Now as to the doctrine of election, though it is evidently taught by St. Paul and the Apostles, yet, if we do not understand the design of God, in setting apart some of the human race, by so glorious a purpose, from the foundation of the world, we shall be apt to draw wrong conclusions from this blessed doctrine.
Why, then, hath God chosen us to be his peculiar people? The Apostle tells us why. For, says he,
“Ye are a chosen generation, a royal priesthood, an holy nation, a peculiar people; that you should show forth the praises of Him, who hath called you out of darkness into his marvelous light.” (1 Pet. 2:9)
And is it not evident, that the people of God ought to walk in this manner, that through their means, others may be brought to the knowledge and obedience of the truth? Thus, they are not chosen for their own sakes, but for the fake of others, to be the instruments of bringing them to God. And accordingly, St. James says: “Of his own will begat he us, with the word of truth, that we should be a kind of first-fruits of his creatures.” (Jam. 1:18), so that our being chosen as a peculiar people, is so far from implying, that God hath eternally rejected, and given up to Satan, all the rest of his creatures, that, directly the contrary is intended.
If the king has chosen one woman to be his queen, doth it imply that he hath the utmost abhorrence for all other women, and that he is determined to put every female in his kingdom to death, because they were not chosen? If he has, in his court, a number of courtiers, who are his peculiar favorites, does that suppose, that he abandons all his other subjects to their enemies, without regarding their welfare in the least? Does he hate them, and seek occasion against them, because he did not choose them as his court-favorites? Because a nobleman chooses one part of his estate to build a palace upon, and another spot for his garden, does that suppose that he has no regard for any other part of his inheritance, and that he intends to abandon all the rest to the first usurper that shall take possession of it? Does it not rather imply the contrary, and that he, by taking actual possession of a part, claims the whole as his right? Nay, if a part of it was given up to, and covered with briars and thorns, the fruits of the curse, though he should think proper to set it on fire, and burn it, would any argue from that, that he had no regard for such a piece of land, and that he never intended to make it useful? Surely not !

» **SET TASKS**:
1 - Please set down, word for word, the part of the passage on election that opens with the words containing "And is it not" and closes with "contrary is intended.".
2 - According to the passage on election, why does God's choosing a peculiar people not mean that he has rejected the rest of his creatures? Answer in one to three sentences.
3 - In the passage on election, with what does St. James say God begat us?
Rely on the passage on election and nothing else.

» **MATERIAL**:
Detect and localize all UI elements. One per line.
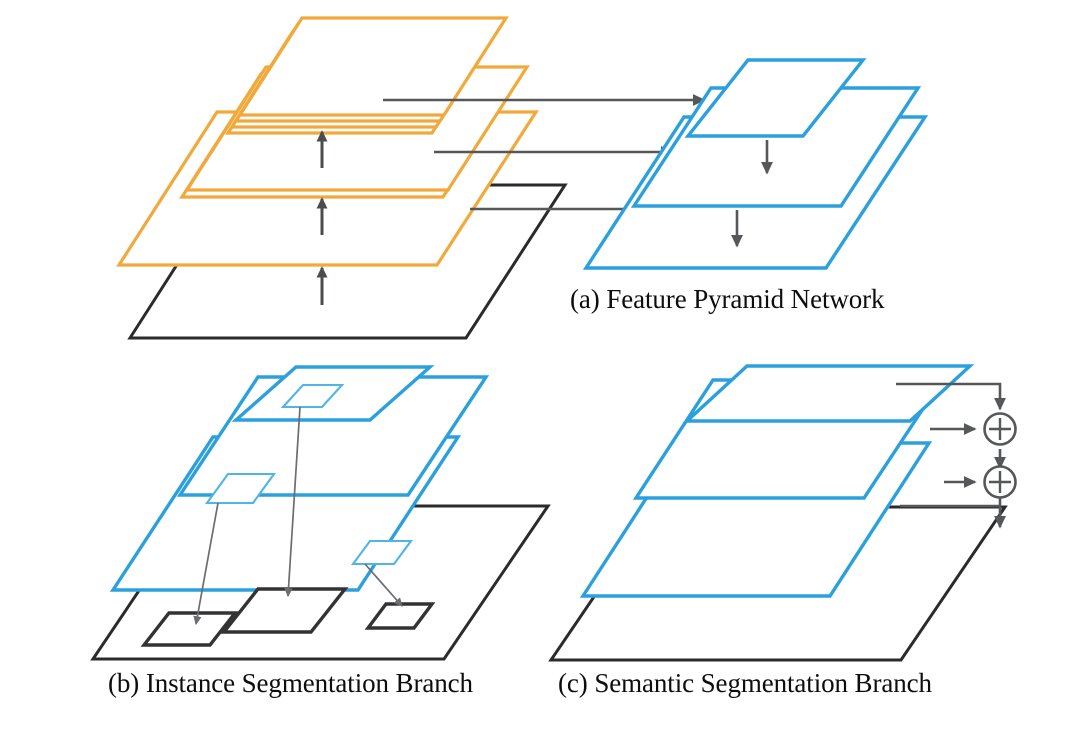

» **SOLUTIONS FOR EACH TASK**:
1 -
And is it not evident, that the people of God ought to walk in this manner, that through their means, others may be brought to the knowledge and obedience of the truth? Thus, they are not chosen for their own sakes, but for the fake of others, to be the instruments of bringing them to God. And accordingly, St. James says: “Of his own will begat he us, with the word of truth, that we should be a kind of first-fruits of his creatures.” (Jam. 1:18), so that our being chosen as a peculiar people, is so far from implying, that God hath eternally rejected, and given up to Satan, all the rest of his creatures, that, directly the contrary is intended.

2 - The chosen are not chosen for their own sakes but for the sake of others, to be the instruments that bring others to the knowledge and obedience of the truth and to God. As St. James puts it, they are to be a kind of first-fruits of his creatures, so the intent is the contrary of rejection.

3 - With the word of truth.